Incendie de Crans-Montana : une commune rembourse les dons de cheveux destinés aux perruques pour grands brûlés
Le 1er janvier dernier, l'incendie du bar Le Constellation à Crans-Montana, en Suisse, a brisé des dizaines de destins. Le bilan est lourd : 41 vies fauchées et plus d'une centaine de blessés, dont beaucoup luttent aujourd'hui avec des brûlures couvrant leur corps. Alors que le traumatisme dépasse les frontières, la petite commune de L'Hôpital, en Moselle, a orchestré une chaîne de solidarité pour aider les survivants à se reconstruire.
La commune rembourse les coupes pour les victimes de Crans-Montana
La municipalité de L’Hôpital, localité d'environ 5 000 âmes, s'est associée officiellement à la corporation des coiffeurs pour lancer ce dispositif unique. Le principe est simple : la ville s'engage à rembourser la prestation de coupe à « toute personne faisant don d’au moins 25 centimètres de cheveux ». Pour bénéficier de ce remboursement, fixé à une limite de « 50 euros par coupe », les habitants doivent se présenter directement en mairie avec leur justificatif.
Cette opération, décrite comme une « initiative commune entre la municipalité et la corporation de coiffeurs », a été adoptée par l'ensemble des salons de la ville et doit se poursuivre « jusqu’en avril ». Les précieuses mèches collectées ne sont pas perdues : elles sont ensuite « orientés vers deux associations spécialisées » qui se chargeront de les traiter pour confectionner des perruques de qualité.
« Nous voulons montrer qu'elles ne sont pas seules » : l'engagement émotionnel des Mosellans
Angélique Burgio, gérante d’un salon de coiffure au centre de la ville, explique ce moteur émotionnel au journal Le Parisien : « Nous avons, près de chez nous, Coline, une jeune femme qui a subi les flammes de la discothèque en Suisse ». C'est pour elle, et pour toutes ces jeunesses brisées, que la ville se lève.
# # # #
ÉNONCÉ DU PROBLÈME: Prolongez l'article sur les dons de cheveux pour les victimes de Crans-Montana en reprenant juste après sa dernière phrase.

Entrées de données
# # # #
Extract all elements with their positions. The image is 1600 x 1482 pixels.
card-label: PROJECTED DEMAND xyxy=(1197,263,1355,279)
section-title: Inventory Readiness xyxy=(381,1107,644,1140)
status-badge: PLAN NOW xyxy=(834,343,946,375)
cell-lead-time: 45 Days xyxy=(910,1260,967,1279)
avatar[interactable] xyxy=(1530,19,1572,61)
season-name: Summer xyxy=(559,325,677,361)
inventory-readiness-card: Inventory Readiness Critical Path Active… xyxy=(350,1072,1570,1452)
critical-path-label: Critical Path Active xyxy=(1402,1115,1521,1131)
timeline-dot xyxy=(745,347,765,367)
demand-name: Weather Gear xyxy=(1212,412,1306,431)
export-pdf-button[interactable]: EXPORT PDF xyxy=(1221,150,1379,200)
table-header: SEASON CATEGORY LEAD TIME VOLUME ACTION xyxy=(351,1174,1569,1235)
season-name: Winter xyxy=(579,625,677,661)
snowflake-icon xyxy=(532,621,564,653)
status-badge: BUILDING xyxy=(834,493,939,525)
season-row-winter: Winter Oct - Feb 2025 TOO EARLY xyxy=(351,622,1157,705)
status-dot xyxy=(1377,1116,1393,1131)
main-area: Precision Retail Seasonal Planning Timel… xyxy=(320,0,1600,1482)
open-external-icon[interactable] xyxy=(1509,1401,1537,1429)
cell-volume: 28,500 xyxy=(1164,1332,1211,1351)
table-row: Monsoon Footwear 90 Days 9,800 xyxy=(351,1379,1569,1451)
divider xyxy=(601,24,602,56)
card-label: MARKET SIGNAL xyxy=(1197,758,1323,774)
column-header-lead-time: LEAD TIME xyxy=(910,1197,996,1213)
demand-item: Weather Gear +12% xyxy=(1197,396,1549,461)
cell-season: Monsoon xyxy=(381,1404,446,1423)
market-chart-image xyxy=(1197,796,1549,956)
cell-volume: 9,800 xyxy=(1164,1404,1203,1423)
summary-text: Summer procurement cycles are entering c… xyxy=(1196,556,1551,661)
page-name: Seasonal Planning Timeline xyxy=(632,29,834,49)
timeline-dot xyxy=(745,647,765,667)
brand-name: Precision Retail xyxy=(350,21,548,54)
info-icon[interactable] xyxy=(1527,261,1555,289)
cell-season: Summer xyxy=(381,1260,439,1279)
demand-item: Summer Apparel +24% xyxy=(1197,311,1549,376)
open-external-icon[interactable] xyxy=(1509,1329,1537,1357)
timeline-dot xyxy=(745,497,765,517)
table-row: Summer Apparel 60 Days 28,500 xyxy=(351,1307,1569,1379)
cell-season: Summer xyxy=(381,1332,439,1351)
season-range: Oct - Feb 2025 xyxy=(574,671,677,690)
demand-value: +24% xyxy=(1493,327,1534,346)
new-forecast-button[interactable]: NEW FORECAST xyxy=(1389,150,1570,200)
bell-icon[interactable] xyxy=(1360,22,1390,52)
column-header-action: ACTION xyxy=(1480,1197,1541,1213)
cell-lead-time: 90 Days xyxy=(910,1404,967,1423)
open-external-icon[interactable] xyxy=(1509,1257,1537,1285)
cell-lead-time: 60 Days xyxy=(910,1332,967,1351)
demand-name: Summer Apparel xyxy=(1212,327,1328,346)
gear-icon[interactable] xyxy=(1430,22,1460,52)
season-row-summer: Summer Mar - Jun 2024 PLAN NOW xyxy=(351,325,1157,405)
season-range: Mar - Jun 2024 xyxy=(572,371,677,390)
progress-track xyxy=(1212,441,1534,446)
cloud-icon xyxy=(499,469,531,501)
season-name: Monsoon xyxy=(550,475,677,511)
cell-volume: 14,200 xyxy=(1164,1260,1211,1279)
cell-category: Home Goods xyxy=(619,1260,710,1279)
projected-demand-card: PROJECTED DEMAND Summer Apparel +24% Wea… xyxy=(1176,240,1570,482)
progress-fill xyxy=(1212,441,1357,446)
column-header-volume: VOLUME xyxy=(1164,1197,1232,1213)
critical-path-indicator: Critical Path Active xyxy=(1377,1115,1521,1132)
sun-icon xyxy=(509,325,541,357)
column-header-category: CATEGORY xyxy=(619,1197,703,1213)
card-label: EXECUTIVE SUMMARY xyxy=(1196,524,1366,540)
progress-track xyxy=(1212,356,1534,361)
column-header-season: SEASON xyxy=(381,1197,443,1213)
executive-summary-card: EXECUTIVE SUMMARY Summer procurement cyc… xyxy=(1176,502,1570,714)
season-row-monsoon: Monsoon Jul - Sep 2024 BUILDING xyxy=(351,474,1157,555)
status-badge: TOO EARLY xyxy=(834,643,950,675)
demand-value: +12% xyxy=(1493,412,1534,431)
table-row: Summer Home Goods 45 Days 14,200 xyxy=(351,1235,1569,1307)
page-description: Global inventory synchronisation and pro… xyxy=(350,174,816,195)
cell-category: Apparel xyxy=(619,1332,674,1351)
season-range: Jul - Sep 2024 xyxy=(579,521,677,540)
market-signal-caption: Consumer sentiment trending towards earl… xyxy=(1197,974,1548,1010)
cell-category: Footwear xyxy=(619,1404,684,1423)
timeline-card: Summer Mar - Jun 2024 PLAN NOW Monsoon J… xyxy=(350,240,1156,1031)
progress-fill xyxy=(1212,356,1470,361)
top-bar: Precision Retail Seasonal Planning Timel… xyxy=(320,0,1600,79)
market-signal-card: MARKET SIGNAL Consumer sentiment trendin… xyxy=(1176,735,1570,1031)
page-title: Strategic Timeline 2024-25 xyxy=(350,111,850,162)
# # # #
RÉSULTAT DE L'EXERCICE:
« À elle comme aux autres jeunes victimes de l’incendie, nous voulons montrer qu’elles ne sont pas seules », ajoute la professionnelle. La coiffeuse justifie cet élan par une empathie poignante envers les victimes : « Moi aussi, j’ai eu 18 ans, et si j’avais eu le visage brûlé ou que ma chevelure avait disparu dans les flammes, je serais heureuse de voir autour de moi cette expression collective ». Elle assure d'ailleurs que cette générosité est universelle : « Si on nous avait demandé de montrer notre solidarité envers les malades atteints du cancer, nous l’aurions fait aussi ! ».
L'importance des perruques pour les jeunes victimes
Le bilan humain de la nuit du Nouvel An reste terrifiant : 41 âmes se sont envolées et « plus d’une centaine de personnes » ont été blessées. La majorité des victimes sont des « adolescents et jeunes adultes », dont une « grande partie » souffre de brûlures sur plus de 60% du corps, entrant dans la catégorie médicale des grands brûlés. Pour ces survivants, le chemin de la reconstruction est immense.
Ils doivent affronter le « deuil de son ancien corps » et une brutale « modification de l’apparence ». Comme les cheveux sur les zones touchées ne « repousseront jamais », le port d'une perruque devient une étape indispensable pour l'acceptation de soi.